**Aim of the exercise**
Transcribe the whole listing without a single picture.

**Records for processing**

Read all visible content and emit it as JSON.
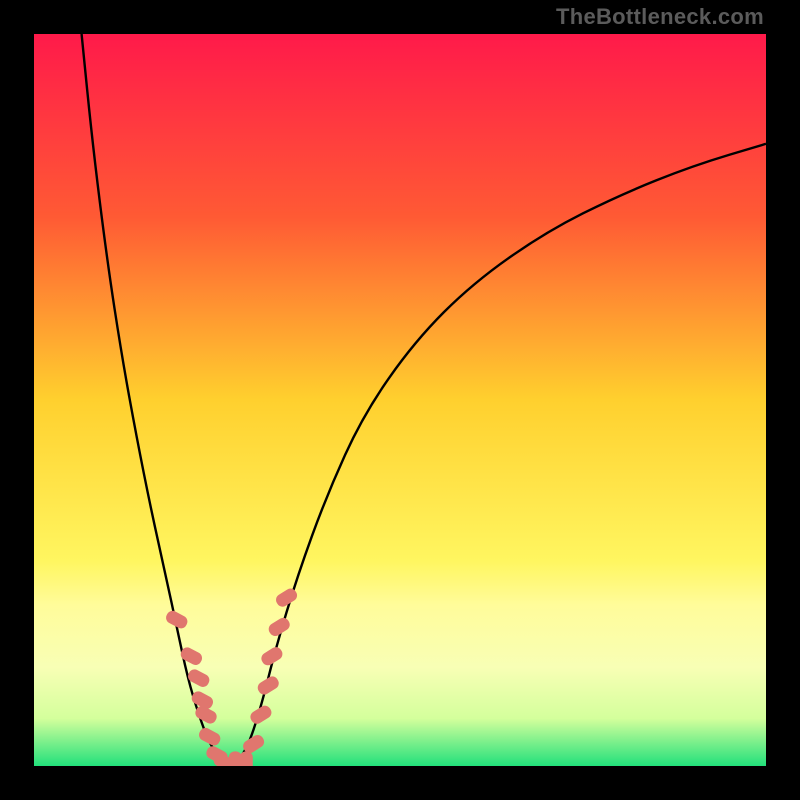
{
  "watermark": "TheBottleneck.com",
  "chart_data": {
    "type": "line",
    "title": "",
    "xlabel": "",
    "ylabel": "",
    "xlim": [
      0,
      100
    ],
    "ylim": [
      0,
      100
    ],
    "grid": false,
    "legend": false,
    "background_gradient_stops": [
      {
        "pos": 0.0,
        "color": "#ff1a4a"
      },
      {
        "pos": 0.25,
        "color": "#ff5a34"
      },
      {
        "pos": 0.5,
        "color": "#ffd02e"
      },
      {
        "pos": 0.72,
        "color": "#fff660"
      },
      {
        "pos": 0.78,
        "color": "#fffc9a"
      },
      {
        "pos": 0.865,
        "color": "#f8ffb5"
      },
      {
        "pos": 0.935,
        "color": "#d4ff9c"
      },
      {
        "pos": 1.0,
        "color": "#22e07b"
      }
    ],
    "series": [
      {
        "name": "left-branch",
        "x": [
          6.5,
          8.0,
          10.0,
          12.0,
          14.0,
          16.0,
          18.0,
          19.5,
          21.0,
          22.5,
          24.0,
          25.5,
          27.0
        ],
        "values": [
          100,
          85,
          69,
          56,
          45,
          35,
          26,
          19,
          12,
          7,
          3,
          1,
          0
        ]
      },
      {
        "name": "right-branch",
        "x": [
          27.0,
          29.0,
          31.0,
          33.0,
          36.0,
          40.0,
          45.0,
          52.0,
          60.0,
          70.0,
          80.0,
          90.0,
          100.0
        ],
        "values": [
          0,
          2,
          8,
          16,
          26,
          37,
          48,
          58,
          66,
          73,
          78,
          82,
          85
        ]
      }
    ],
    "curve_color": "#000000",
    "markers": {
      "color": "#e0766e",
      "shape": "rounded-rect",
      "points": [
        {
          "x": 19.5,
          "y": 20
        },
        {
          "x": 21.5,
          "y": 15
        },
        {
          "x": 22.5,
          "y": 12
        },
        {
          "x": 23.0,
          "y": 9
        },
        {
          "x": 23.5,
          "y": 7
        },
        {
          "x": 24.0,
          "y": 4
        },
        {
          "x": 25.0,
          "y": 1.5
        },
        {
          "x": 26.0,
          "y": 0.5
        },
        {
          "x": 27.5,
          "y": 0.5
        },
        {
          "x": 29.0,
          "y": 0.5
        },
        {
          "x": 30.0,
          "y": 3
        },
        {
          "x": 31.0,
          "y": 7
        },
        {
          "x": 32.0,
          "y": 11
        },
        {
          "x": 32.5,
          "y": 15
        },
        {
          "x": 33.5,
          "y": 19
        },
        {
          "x": 34.5,
          "y": 23
        }
      ]
    }
  }
}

**Complete response**
Read all visible content and emit it as JSON.
{
  "watermark": "TheBottleneck.com",
  "chart_data": {
    "type": "line",
    "title": "",
    "xlabel": "",
    "ylabel": "",
    "xlim": [
      0,
      100
    ],
    "ylim": [
      0,
      100
    ],
    "grid": false,
    "legend": false,
    "background_gradient_stops": [
      {
        "pos": 0.0,
        "color": "#ff1a4a"
      },
      {
        "pos": 0.25,
        "color": "#ff5a34"
      },
      {
        "pos": 0.5,
        "color": "#ffd02e"
      },
      {
        "pos": 0.72,
        "color": "#fff660"
      },
      {
        "pos": 0.78,
        "color": "#fffc9a"
      },
      {
        "pos": 0.865,
        "color": "#f8ffb5"
      },
      {
        "pos": 0.935,
        "color": "#d4ff9c"
      },
      {
        "pos": 1.0,
        "color": "#22e07b"
      }
    ],
    "series": [
      {
        "name": "left-branch",
        "x": [
          6.5,
          8.0,
          10.0,
          12.0,
          14.0,
          16.0,
          18.0,
          19.5,
          21.0,
          22.5,
          24.0,
          25.5,
          27.0
        ],
        "values": [
          100,
          85,
          69,
          56,
          45,
          35,
          26,
          19,
          12,
          7,
          3,
          1,
          0
        ]
      },
      {
        "name": "right-branch",
        "x": [
          27.0,
          29.0,
          31.0,
          33.0,
          36.0,
          40.0,
          45.0,
          52.0,
          60.0,
          70.0,
          80.0,
          90.0,
          100.0
        ],
        "values": [
          0,
          2,
          8,
          16,
          26,
          37,
          48,
          58,
          66,
          73,
          78,
          82,
          85
        ]
      }
    ],
    "curve_color": "#000000",
    "markers": {
      "color": "#e0766e",
      "shape": "rounded-rect",
      "points": [
        {
          "x": 19.5,
          "y": 20
        },
        {
          "x": 21.5,
          "y": 15
        },
        {
          "x": 22.5,
          "y": 12
        },
        {
          "x": 23.0,
          "y": 9
        },
        {
          "x": 23.5,
          "y": 7
        },
        {
          "x": 24.0,
          "y": 4
        },
        {
          "x": 25.0,
          "y": 1.5
        },
        {
          "x": 26.0,
          "y": 0.5
        },
        {
          "x": 27.5,
          "y": 0.5
        },
        {
          "x": 29.0,
          "y": 0.5
        },
        {
          "x": 30.0,
          "y": 3
        },
        {
          "x": 31.0,
          "y": 7
        },
        {
          "x": 32.0,
          "y": 11
        },
        {
          "x": 32.5,
          "y": 15
        },
        {
          "x": 33.5,
          "y": 19
        },
        {
          "x": 34.5,
          "y": 23
        }
      ]
    }
  }
}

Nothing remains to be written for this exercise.